## Instructions to follow
Without the pictures, can you quote each line below exactly?

## Source records
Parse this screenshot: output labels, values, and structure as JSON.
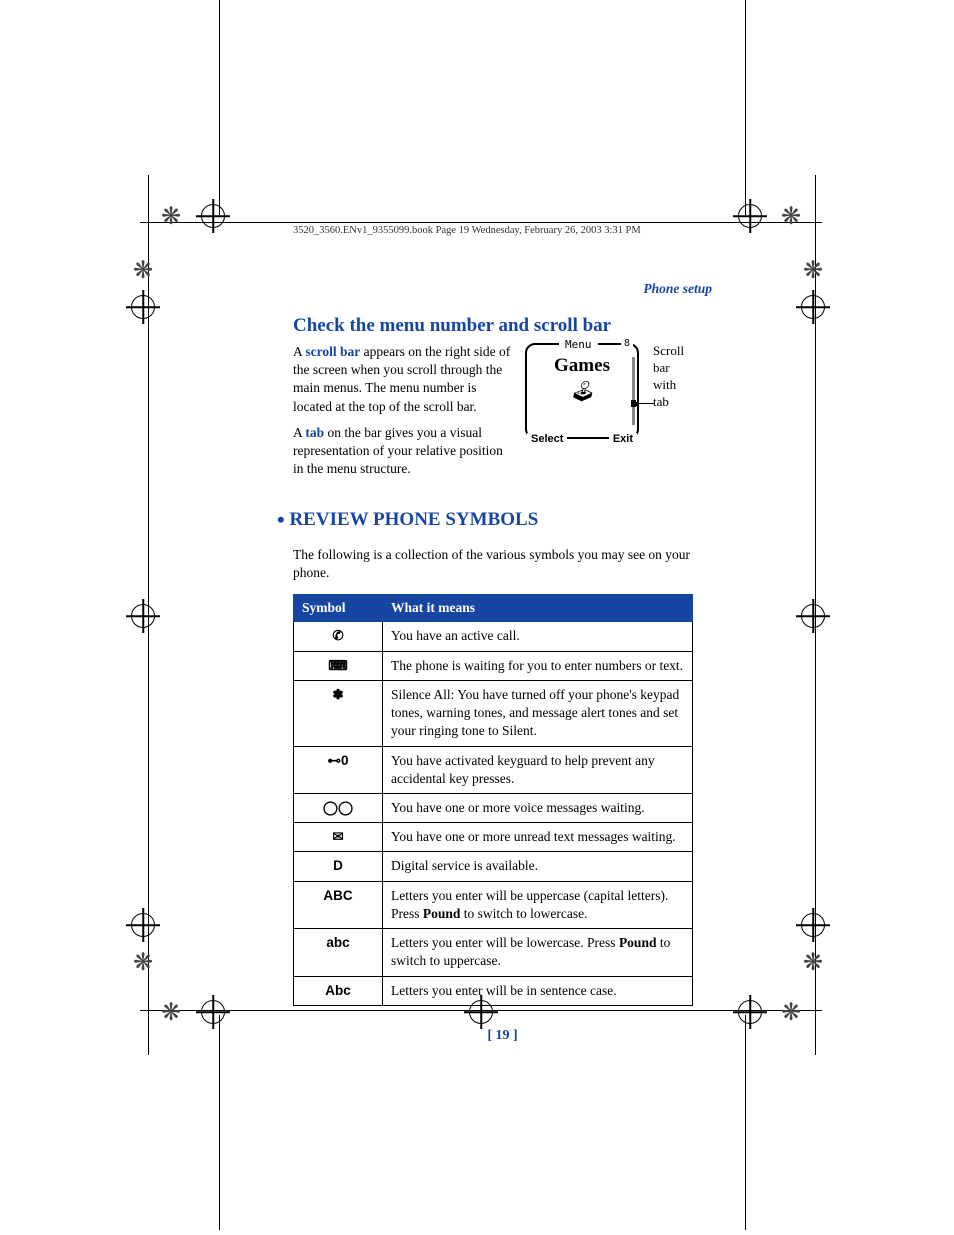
{
  "header": {
    "book_line": "3520_3560.ENv1_9355099.book  Page 19  Wednesday, February 26, 2003  3:31 PM"
  },
  "section_label": "Phone setup",
  "subheading": "Check the menu number and scroll bar",
  "para1_a": "A ",
  "para1_bold": "scroll bar",
  "para1_b": " appears on the right side of the screen when you scroll through the main menus. The menu number is located at the top of the scroll bar.",
  "para2_a": "A ",
  "para2_bold": "tab",
  "para2_b": " on the bar gives you a visual representation of your relative position in the menu structure.",
  "figure": {
    "menu_label": "Menu",
    "menu_number": "8",
    "title": "Games",
    "select": "Select",
    "exit": "Exit",
    "caption_line1": "Scroll",
    "caption_line2": "bar",
    "caption_line3": "with",
    "caption_line4": "tab"
  },
  "main_heading": "REVIEW PHONE SYMBOLS",
  "intro": "The following is a collection of the various symbols you may see on your phone.",
  "table": {
    "col1": "Symbol",
    "col2": "What it means",
    "rows": [
      {
        "symbol_glyph": "✆",
        "meaning": "You have an active call."
      },
      {
        "symbol_glyph": "⌨",
        "meaning": "The phone is waiting for you to enter numbers or text."
      },
      {
        "symbol_glyph": "✽",
        "meaning": "Silence All: You have turned off your phone's keypad tones, warning tones, and message alert tones and set your ringing tone to Silent."
      },
      {
        "symbol_glyph": "⊷0",
        "meaning": "You have activated keyguard to help prevent any accidental key presses."
      },
      {
        "symbol_glyph": "◯◯",
        "meaning": "You have one or more voice messages waiting."
      },
      {
        "symbol_glyph": "✉",
        "meaning": "You have one or more unread text messages waiting."
      },
      {
        "symbol_glyph": "D",
        "meaning": "Digital service is available."
      },
      {
        "symbol_glyph": "ABC",
        "meaning_a": "Letters you enter will be uppercase (capital letters). Press ",
        "bold": "Pound",
        "meaning_b": " to switch to lowercase."
      },
      {
        "symbol_glyph": "abc",
        "meaning_a": "Letters you enter will be lowercase. Press ",
        "bold": "Pound",
        "meaning_b": " to switch to uppercase."
      },
      {
        "symbol_glyph": "Abc",
        "meaning": "Letters you enter will be in sentence case."
      }
    ]
  },
  "page_number": "[ 19 ]"
}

## Task output
Parse this screenshot: output labels, values, and structure as JSON.
{
  "header": {
    "book_line": "3520_3560.ENv1_9355099.book  Page 19  Wednesday, February 26, 2003  3:31 PM"
  },
  "section_label": "Phone setup",
  "subheading": "Check the menu number and scroll bar",
  "para1_a": "A ",
  "para1_bold": "scroll bar",
  "para1_b": " appears on the right side of the screen when you scroll through the main menus. The menu number is located at the top of the scroll bar.",
  "para2_a": "A ",
  "para2_bold": "tab",
  "para2_b": " on the bar gives you a visual representation of your relative position in the menu structure.",
  "figure": {
    "menu_label": "Menu",
    "menu_number": "8",
    "title": "Games",
    "select": "Select",
    "exit": "Exit",
    "caption_line1": "Scroll",
    "caption_line2": "bar",
    "caption_line3": "with",
    "caption_line4": "tab"
  },
  "main_heading": "REVIEW PHONE SYMBOLS",
  "intro": "The following is a collection of the various symbols you may see on your phone.",
  "table": {
    "col1": "Symbol",
    "col2": "What it means",
    "rows": [
      {
        "symbol_glyph": "✆",
        "meaning": "You have an active call."
      },
      {
        "symbol_glyph": "⌨",
        "meaning": "The phone is waiting for you to enter numbers or text."
      },
      {
        "symbol_glyph": "✽",
        "meaning": "Silence All: You have turned off your phone's keypad tones, warning tones, and message alert tones and set your ringing tone to Silent."
      },
      {
        "symbol_glyph": "⊷0",
        "meaning": "You have activated keyguard to help prevent any accidental key presses."
      },
      {
        "symbol_glyph": "◯◯",
        "meaning": "You have one or more voice messages waiting."
      },
      {
        "symbol_glyph": "✉",
        "meaning": "You have one or more unread text messages waiting."
      },
      {
        "symbol_glyph": "D",
        "meaning": "Digital service is available."
      },
      {
        "symbol_glyph": "ABC",
        "meaning_a": "Letters you enter will be uppercase (capital letters). Press ",
        "bold": "Pound",
        "meaning_b": " to switch to lowercase."
      },
      {
        "symbol_glyph": "abc",
        "meaning_a": "Letters you enter will be lowercase. Press ",
        "bold": "Pound",
        "meaning_b": " to switch to uppercase."
      },
      {
        "symbol_glyph": "Abc",
        "meaning": "Letters you enter will be in sentence case."
      }
    ]
  },
  "page_number": "[ 19 ]"
}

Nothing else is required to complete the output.